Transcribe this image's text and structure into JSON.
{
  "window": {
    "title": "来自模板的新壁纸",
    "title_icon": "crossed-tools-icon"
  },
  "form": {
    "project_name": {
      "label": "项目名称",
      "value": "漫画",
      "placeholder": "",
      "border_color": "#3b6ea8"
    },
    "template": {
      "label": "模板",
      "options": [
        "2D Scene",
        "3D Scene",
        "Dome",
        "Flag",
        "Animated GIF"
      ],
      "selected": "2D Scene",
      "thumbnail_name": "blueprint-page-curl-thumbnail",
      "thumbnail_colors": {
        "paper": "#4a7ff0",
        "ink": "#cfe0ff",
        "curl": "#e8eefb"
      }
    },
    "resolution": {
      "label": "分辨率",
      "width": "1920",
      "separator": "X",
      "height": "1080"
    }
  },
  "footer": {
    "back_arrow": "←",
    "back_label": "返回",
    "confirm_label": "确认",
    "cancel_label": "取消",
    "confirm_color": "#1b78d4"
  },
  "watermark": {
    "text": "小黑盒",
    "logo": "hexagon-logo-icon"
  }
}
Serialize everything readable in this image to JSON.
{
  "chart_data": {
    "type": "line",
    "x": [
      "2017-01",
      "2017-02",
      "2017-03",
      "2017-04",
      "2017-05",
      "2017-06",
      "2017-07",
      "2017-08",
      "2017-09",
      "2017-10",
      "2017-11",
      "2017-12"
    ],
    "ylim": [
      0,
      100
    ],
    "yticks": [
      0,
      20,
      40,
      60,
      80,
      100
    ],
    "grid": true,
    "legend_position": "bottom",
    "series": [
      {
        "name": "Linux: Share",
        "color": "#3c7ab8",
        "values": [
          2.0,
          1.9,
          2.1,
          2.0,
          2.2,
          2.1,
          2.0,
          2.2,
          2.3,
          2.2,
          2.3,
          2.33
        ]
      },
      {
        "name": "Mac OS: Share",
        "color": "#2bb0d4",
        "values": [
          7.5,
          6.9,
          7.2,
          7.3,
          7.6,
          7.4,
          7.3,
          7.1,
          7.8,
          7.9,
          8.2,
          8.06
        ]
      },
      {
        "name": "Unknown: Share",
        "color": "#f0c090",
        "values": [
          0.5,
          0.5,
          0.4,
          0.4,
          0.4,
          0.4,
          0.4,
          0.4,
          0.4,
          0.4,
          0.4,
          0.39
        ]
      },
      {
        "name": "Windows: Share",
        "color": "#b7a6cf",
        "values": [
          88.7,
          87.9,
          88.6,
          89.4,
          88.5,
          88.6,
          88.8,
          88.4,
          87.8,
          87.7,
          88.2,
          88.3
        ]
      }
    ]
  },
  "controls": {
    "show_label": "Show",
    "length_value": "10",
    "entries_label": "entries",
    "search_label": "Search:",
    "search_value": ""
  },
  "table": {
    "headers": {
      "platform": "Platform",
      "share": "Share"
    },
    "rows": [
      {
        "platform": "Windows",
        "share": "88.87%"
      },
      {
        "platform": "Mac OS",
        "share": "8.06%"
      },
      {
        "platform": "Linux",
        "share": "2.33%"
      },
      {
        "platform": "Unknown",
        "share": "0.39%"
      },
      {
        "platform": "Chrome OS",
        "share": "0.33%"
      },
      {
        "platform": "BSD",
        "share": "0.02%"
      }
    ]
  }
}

---

▸ **REQUIREMENT**
Each entry above is to be set down again in exactly the same words.

▸ **REPLY**
Transcribe this image's text and structure into JSON.
{
  "window": {
    "title": "来自模板的新壁纸",
    "title_icon": "crossed-tools-icon"
  },
  "form": {
    "project_name": {
      "label": "项目名称",
      "value": "漫画",
      "placeholder": "",
      "border_color": "#3b6ea8"
    },
    "template": {
      "label": "模板",
      "options": [
        "2D Scene",
        "3D Scene",
        "Dome",
        "Flag",
        "Animated GIF"
      ],
      "selected": "2D Scene",
      "thumbnail_name": "blueprint-page-curl-thumbnail",
      "thumbnail_colors": {
        "paper": "#4a7ff0",
        "ink": "#cfe0ff",
        "curl": "#e8eefb"
      }
    },
    "resolution": {
      "label": "分辨率",
      "width": "1920",
      "separator": "X",
      "height": "1080"
    }
  },
  "footer": {
    "back_arrow": "←",
    "back_label": "返回",
    "confirm_label": "确认",
    "cancel_label": "取消",
    "confirm_color": "#1b78d4"
  },
  "watermark": {
    "text": "小黑盒",
    "logo": "hexagon-logo-icon"
  }
}
Serialize everything readable in this image to JSON.
{
  "chart_data": {
    "type": "line",
    "x": [
      "2017-01",
      "2017-02",
      "2017-03",
      "2017-04",
      "2017-05",
      "2017-06",
      "2017-07",
      "2017-08",
      "2017-09",
      "2017-10",
      "2017-11",
      "2017-12"
    ],
    "ylim": [
      0,
      100
    ],
    "yticks": [
      0,
      20,
      40,
      60,
      80,
      100
    ],
    "grid": true,
    "legend_position": "bottom",
    "series": [
      {
        "name": "Linux: Share",
        "color": "#3c7ab8",
        "values": [
          2.0,
          1.9,
          2.1,
          2.0,
          2.2,
          2.1,
          2.0,
          2.2,
          2.3,
          2.2,
          2.3,
          2.33
        ]
      },
      {
        "name": "Mac OS: Share",
        "color": "#2bb0d4",
        "values": [
          7.5,
          6.9,
          7.2,
          7.3,
          7.6,
          7.4,
          7.3,
          7.1,
          7.8,
          7.9,
          8.2,
          8.06
        ]
      },
      {
        "name": "Unknown: Share",
        "color": "#f0c090",
        "values": [
          0.5,
          0.5,
          0.4,
          0.4,
          0.4,
          0.4,
          0.4,
          0.4,
          0.4,
          0.4,
          0.4,
          0.39
        ]
      },
      {
        "name": "Windows: Share",
        "color": "#b7a6cf",
        "values": [
          88.7,
          87.9,
          88.6,
          89.4,
          88.5,
          88.6,
          88.8,
          88.4,
          87.8,
          87.7,
          88.2,
          88.3
        ]
      }
    ]
  },
  "controls": {
    "show_label": "Show",
    "length_value": "10",
    "entries_label": "entries",
    "search_label": "Search:",
    "search_value": ""
  },
  "table": {
    "headers": {
      "platform": "Platform",
      "share": "Share"
    },
    "rows": [
      {
        "platform": "Windows",
        "share": "88.87%"
      },
      {
        "platform": "Mac OS",
        "share": "8.06%"
      },
      {
        "platform": "Linux",
        "share": "2.33%"
      },
      {
        "platform": "Unknown",
        "share": "0.39%"
      },
      {
        "platform": "Chrome OS",
        "share": "0.33%"
      },
      {
        "platform": "BSD",
        "share": "0.02%"
      }
    ]
  }
}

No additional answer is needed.